**SHORT PROBLEM**
All material below is to be reproduced exactly.

**EXERCISE MATERIAL**

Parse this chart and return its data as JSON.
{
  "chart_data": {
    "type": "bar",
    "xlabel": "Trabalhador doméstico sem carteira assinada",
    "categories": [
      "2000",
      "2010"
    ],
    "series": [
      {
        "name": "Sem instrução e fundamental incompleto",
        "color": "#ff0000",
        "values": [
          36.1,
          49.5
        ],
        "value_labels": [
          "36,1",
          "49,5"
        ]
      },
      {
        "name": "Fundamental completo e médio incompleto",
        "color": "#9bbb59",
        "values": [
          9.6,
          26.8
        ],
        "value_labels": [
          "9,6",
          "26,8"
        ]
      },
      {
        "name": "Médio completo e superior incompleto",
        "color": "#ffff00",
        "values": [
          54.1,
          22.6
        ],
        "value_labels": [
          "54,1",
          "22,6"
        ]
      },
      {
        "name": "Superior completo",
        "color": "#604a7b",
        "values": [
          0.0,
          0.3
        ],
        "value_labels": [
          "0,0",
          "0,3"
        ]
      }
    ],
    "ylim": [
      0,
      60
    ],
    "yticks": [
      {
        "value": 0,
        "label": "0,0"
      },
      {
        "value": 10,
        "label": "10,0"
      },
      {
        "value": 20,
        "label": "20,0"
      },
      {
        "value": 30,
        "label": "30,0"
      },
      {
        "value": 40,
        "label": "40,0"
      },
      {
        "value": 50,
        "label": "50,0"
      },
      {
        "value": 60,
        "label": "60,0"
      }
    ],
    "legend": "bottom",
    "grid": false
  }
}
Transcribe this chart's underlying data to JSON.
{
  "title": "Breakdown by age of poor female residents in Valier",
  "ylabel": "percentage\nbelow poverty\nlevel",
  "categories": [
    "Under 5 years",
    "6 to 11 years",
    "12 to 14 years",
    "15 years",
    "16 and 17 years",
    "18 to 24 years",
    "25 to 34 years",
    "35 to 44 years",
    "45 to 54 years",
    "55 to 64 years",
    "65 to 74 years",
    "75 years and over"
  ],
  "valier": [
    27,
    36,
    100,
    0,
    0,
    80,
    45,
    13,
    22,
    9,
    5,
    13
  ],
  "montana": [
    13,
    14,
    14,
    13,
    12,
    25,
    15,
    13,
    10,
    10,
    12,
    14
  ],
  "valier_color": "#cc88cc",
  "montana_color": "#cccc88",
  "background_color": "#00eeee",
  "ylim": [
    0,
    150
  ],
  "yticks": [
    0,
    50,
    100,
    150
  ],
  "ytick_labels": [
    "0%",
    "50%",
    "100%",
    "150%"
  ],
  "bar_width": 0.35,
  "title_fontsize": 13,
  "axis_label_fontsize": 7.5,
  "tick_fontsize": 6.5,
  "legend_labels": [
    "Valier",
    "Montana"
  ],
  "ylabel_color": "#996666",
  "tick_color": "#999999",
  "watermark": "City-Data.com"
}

**OUTPUT**
Parse this chart and return its data as JSON.
{
  "chart_data": {
    "type": "bar",
    "xlabel": "Trabalhador doméstico sem carteira assinada",
    "categories": [
      "2000",
      "2010"
    ],
    "series": [
      {
        "name": "Sem instrução e fundamental incompleto",
        "color": "#ff0000",
        "values": [
          36.1,
          49.5
        ],
        "value_labels": [
          "36,1",
          "49,5"
        ]
      },
      {
        "name": "Fundamental completo e médio incompleto",
        "color": "#9bbb59",
        "values": [
          9.6,
          26.8
        ],
        "value_labels": [
          "9,6",
          "26,8"
        ]
      },
      {
        "name": "Médio completo e superior incompleto",
        "color": "#ffff00",
        "values": [
          54.1,
          22.6
        ],
        "value_labels": [
          "54,1",
          "22,6"
        ]
      },
      {
        "name": "Superior completo",
        "color": "#604a7b",
        "values": [
          0.0,
          0.3
        ],
        "value_labels": [
          "0,0",
          "0,3"
        ]
      }
    ],
    "ylim": [
      0,
      60
    ],
    "yticks": [
      {
        "value": 0,
        "label": "0,0"
      },
      {
        "value": 10,
        "label": "10,0"
      },
      {
        "value": 20,
        "label": "20,0"
      },
      {
        "value": 30,
        "label": "30,0"
      },
      {
        "value": 40,
        "label": "40,0"
      },
      {
        "value": 50,
        "label": "50,0"
      },
      {
        "value": 60,
        "label": "60,0"
      }
    ],
    "legend": "bottom",
    "grid": false
  }
}
Transcribe this chart's underlying data to JSON.
{
  "title": "Breakdown by age of poor female residents in Valier",
  "ylabel": "percentage\nbelow poverty\nlevel",
  "categories": [
    "Under 5 years",
    "6 to 11 years",
    "12 to 14 years",
    "15 years",
    "16 and 17 years",
    "18 to 24 years",
    "25 to 34 years",
    "35 to 44 years",
    "45 to 54 years",
    "55 to 64 years",
    "65 to 74 years",
    "75 years and over"
  ],
  "valier": [
    27,
    36,
    100,
    0,
    0,
    80,
    45,
    13,
    22,
    9,
    5,
    13
  ],
  "montana": [
    13,
    14,
    14,
    13,
    12,
    25,
    15,
    13,
    10,
    10,
    12,
    14
  ],
  "valier_color": "#cc88cc",
  "montana_color": "#cccc88",
  "background_color": "#00eeee",
  "ylim": [
    0,
    150
  ],
  "yticks": [
    0,
    50,
    100,
    150
  ],
  "ytick_labels": [
    "0%",
    "50%",
    "100%",
    "150%"
  ],
  "bar_width": 0.35,
  "title_fontsize": 13,
  "axis_label_fontsize": 7.5,
  "tick_fontsize": 6.5,
  "legend_labels": [
    "Valier",
    "Montana"
  ],
  "ylabel_color": "#996666",
  "tick_color": "#999999",
  "watermark": "City-Data.com"
}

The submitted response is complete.